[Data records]
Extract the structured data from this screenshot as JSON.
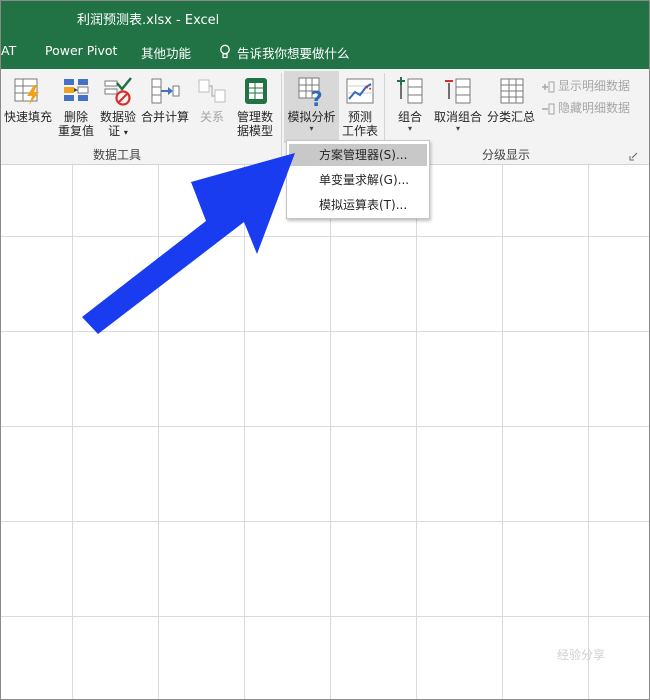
{
  "window": {
    "title": "利润预测表.xlsx  -  Excel"
  },
  "tabs": [
    {
      "label": "AT"
    },
    {
      "label": "Power Pivot"
    },
    {
      "label": "其他功能"
    }
  ],
  "tell_me": {
    "text": "告诉我你想要做什么"
  },
  "ribbon": {
    "data_tools": {
      "label": "数据工具",
      "buttons": [
        {
          "line1": "快速填充",
          "line2": ""
        },
        {
          "line1": "删除",
          "line2": "重复值"
        },
        {
          "line1": "数据验",
          "line2": "证"
        },
        {
          "line1": "合并计算",
          "line2": ""
        },
        {
          "line1": "关系",
          "line2": ""
        },
        {
          "line1": "管理数",
          "line2": "据模型"
        }
      ]
    },
    "forecast": {
      "buttons": [
        {
          "line1": "模拟分析",
          "line2": ""
        },
        {
          "line1": "预测",
          "line2": "工作表"
        }
      ]
    },
    "outline": {
      "label": "分级显示",
      "buttons": [
        {
          "line1": "组合",
          "line2": ""
        },
        {
          "line1": "取消组合",
          "line2": ""
        },
        {
          "line1": "分类汇总",
          "line2": ""
        }
      ],
      "show_detail": "显示明细数据",
      "hide_detail": "隐藏明细数据"
    }
  },
  "what_if_menu": {
    "items": [
      {
        "label": "方案管理器(S)..."
      },
      {
        "label": "单变量求解(G)..."
      },
      {
        "label": "模拟运算表(T)..."
      }
    ]
  },
  "watermark": "经验分享",
  "colors": {
    "excel_green": "#217346",
    "arrow_blue": "#1a3cf0",
    "ribbon_bg": "#f3f3f3"
  }
}
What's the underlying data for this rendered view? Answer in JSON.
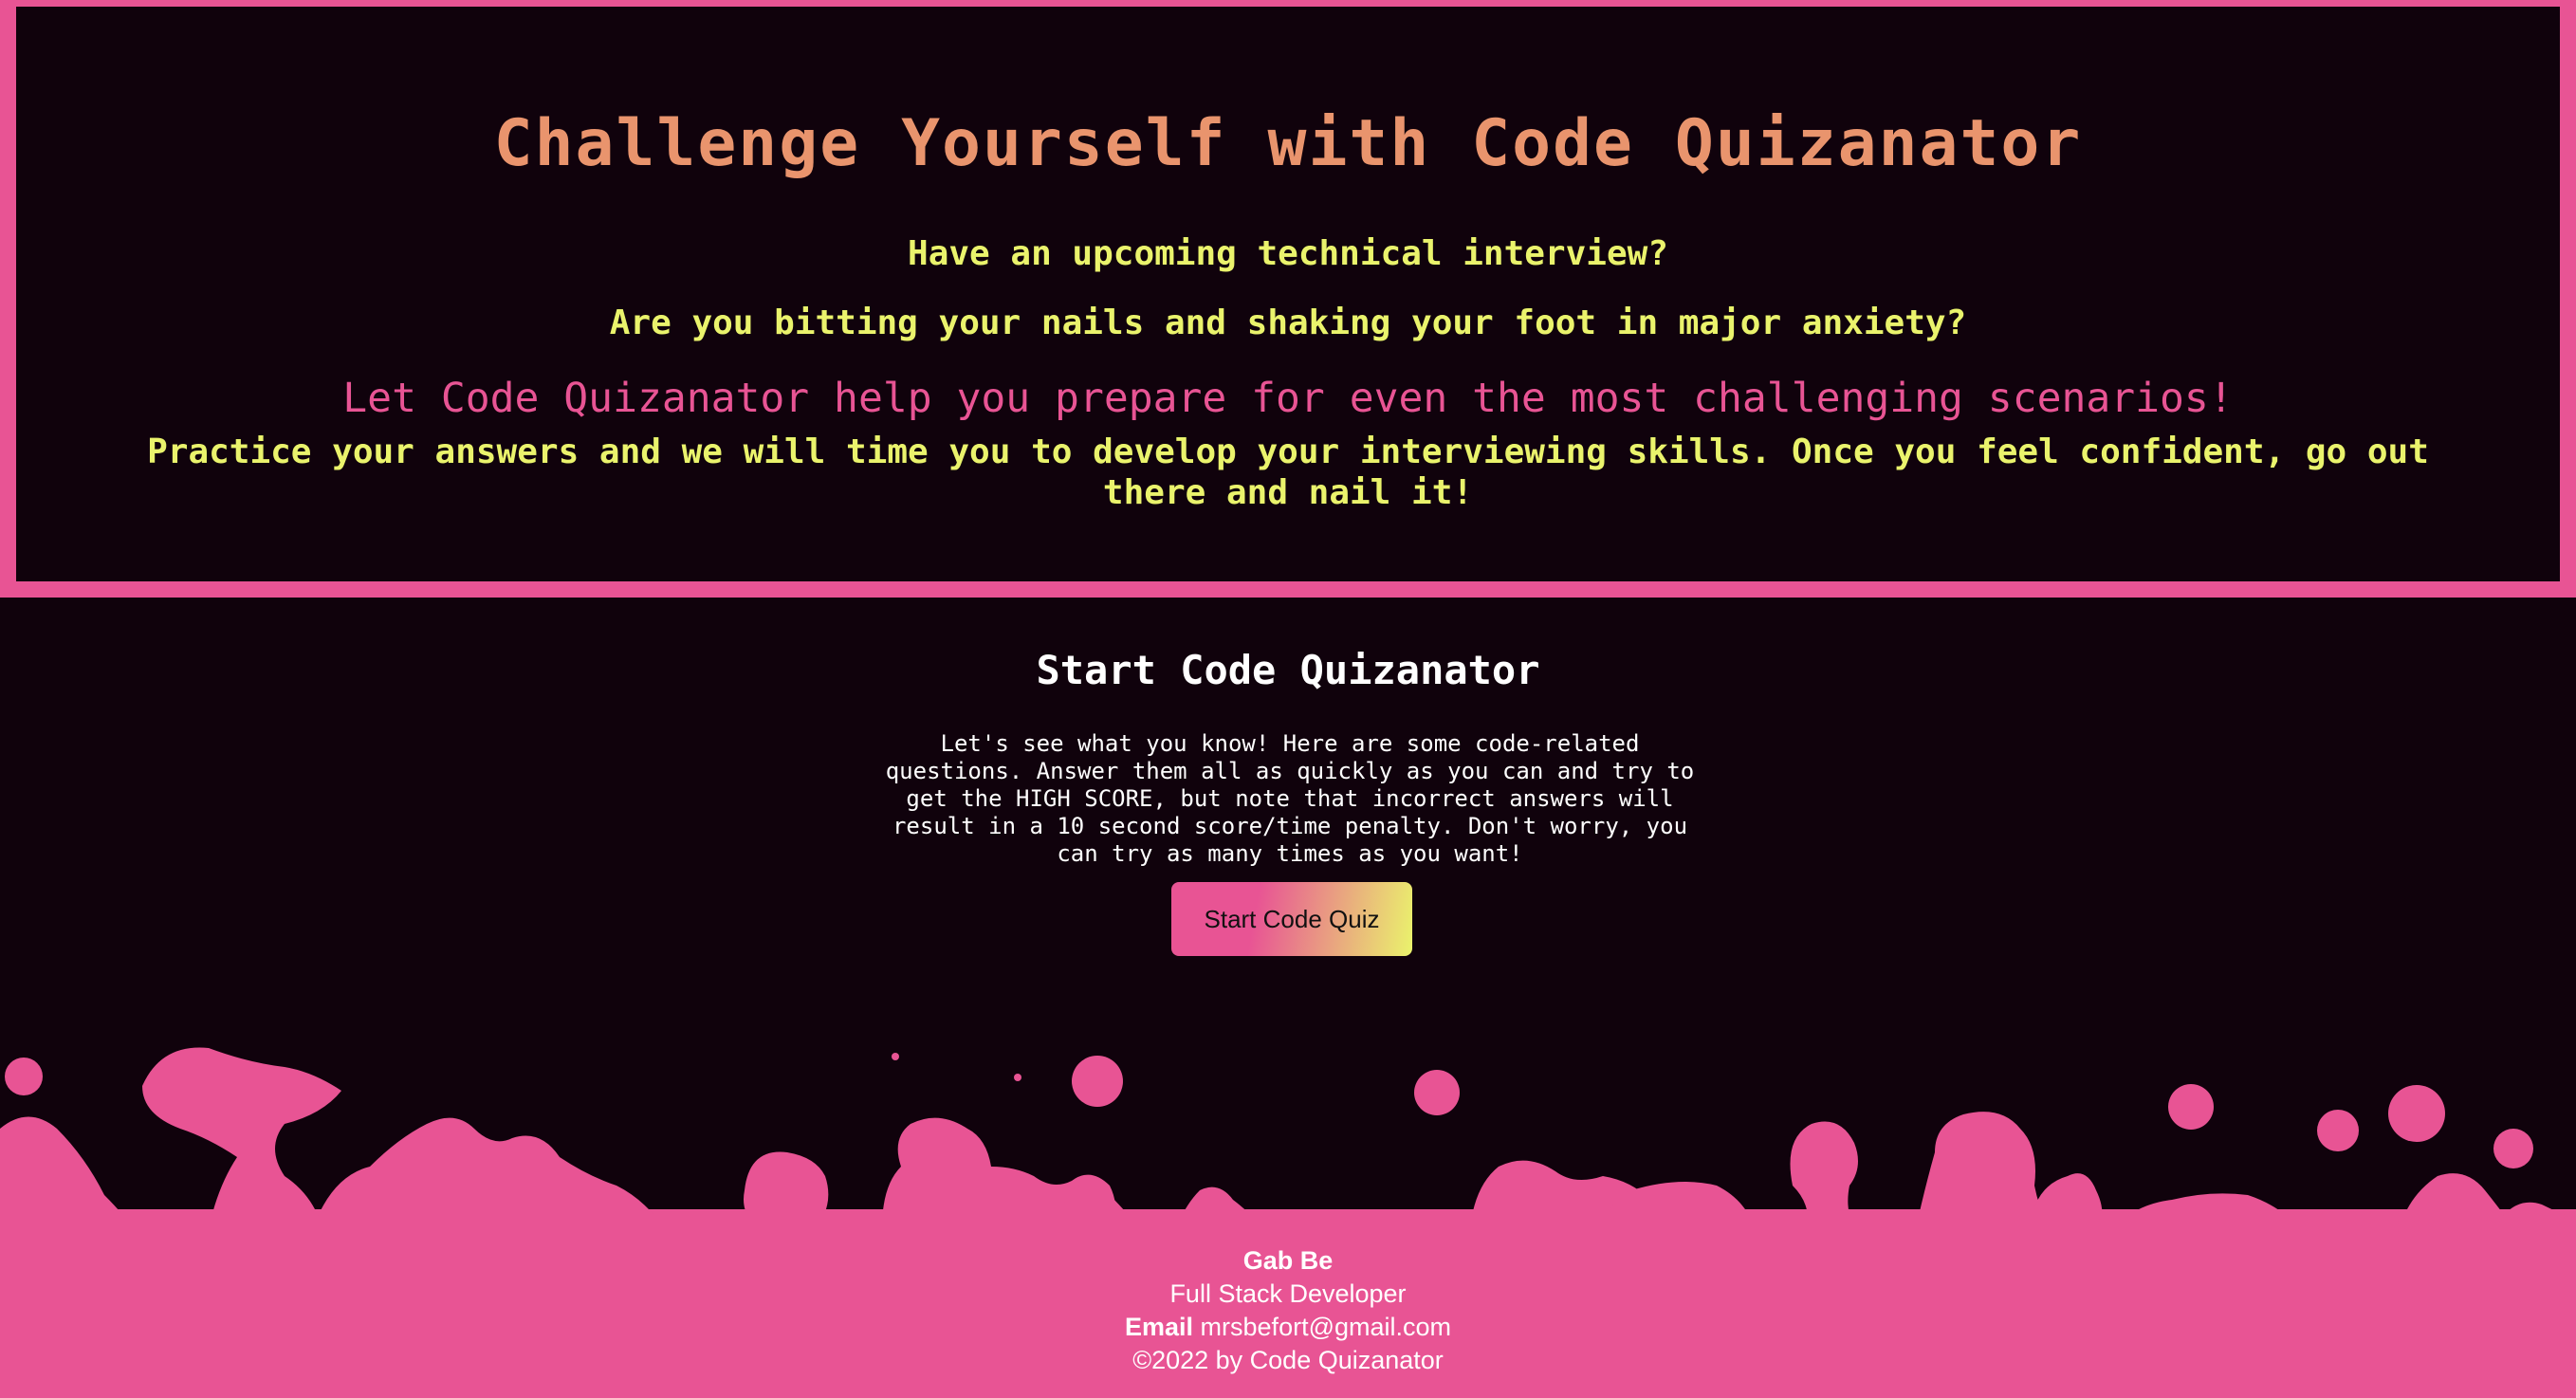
{
  "hero": {
    "title": "Challenge Yourself with Code Quizanator",
    "question_1": "Have an upcoming technical interview?",
    "question_2": "Are you bitting your nails and shaking your foot in major anxiety?",
    "pitch": "Let Code Quizanator help you prepare for even the most challenging scenarios!",
    "practice": "Practice your answers and we will time you to develop your interviewing skills. Once you feel confident, go out there and nail it!"
  },
  "start": {
    "title": "Start Code Quizanator",
    "description": "Let's see what you know! Here are some code-related questions. Answer them all as quickly as you can and try to get the HIGH SCORE, but note that incorrect answers will result in a 10 second score/time penalty. Don't worry, you can try as many times as you want!",
    "button_label": "Start Code Quiz"
  },
  "footer": {
    "name": "Gab Be",
    "role": "Full Stack Developer",
    "email_label": "Email",
    "email": "mrsbefort@gmail.com",
    "copyright": "©2022 by Code Quizanator"
  },
  "colors": {
    "background": "#10020c",
    "pink": "#e85494",
    "yellow": "#eaf36c",
    "peach": "#e9946d"
  }
}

[AIM]: Lines from the records above that hold "time" are the ones to list.

[OUTPUT FOR THIS EXERCISE]:
    "practice": "Practice your answers and we will time you to develop your interviewing skills. Once you feel confident, go out there and nail it!"
    "description": "Let's see what you know! Here are some code-related questions. Answer them all as quickly as you can and try to get the HIGH SCORE, but note that incorrect answers will result in a 10 second score/time penalty. Don't worry, you can try as many times as you want!",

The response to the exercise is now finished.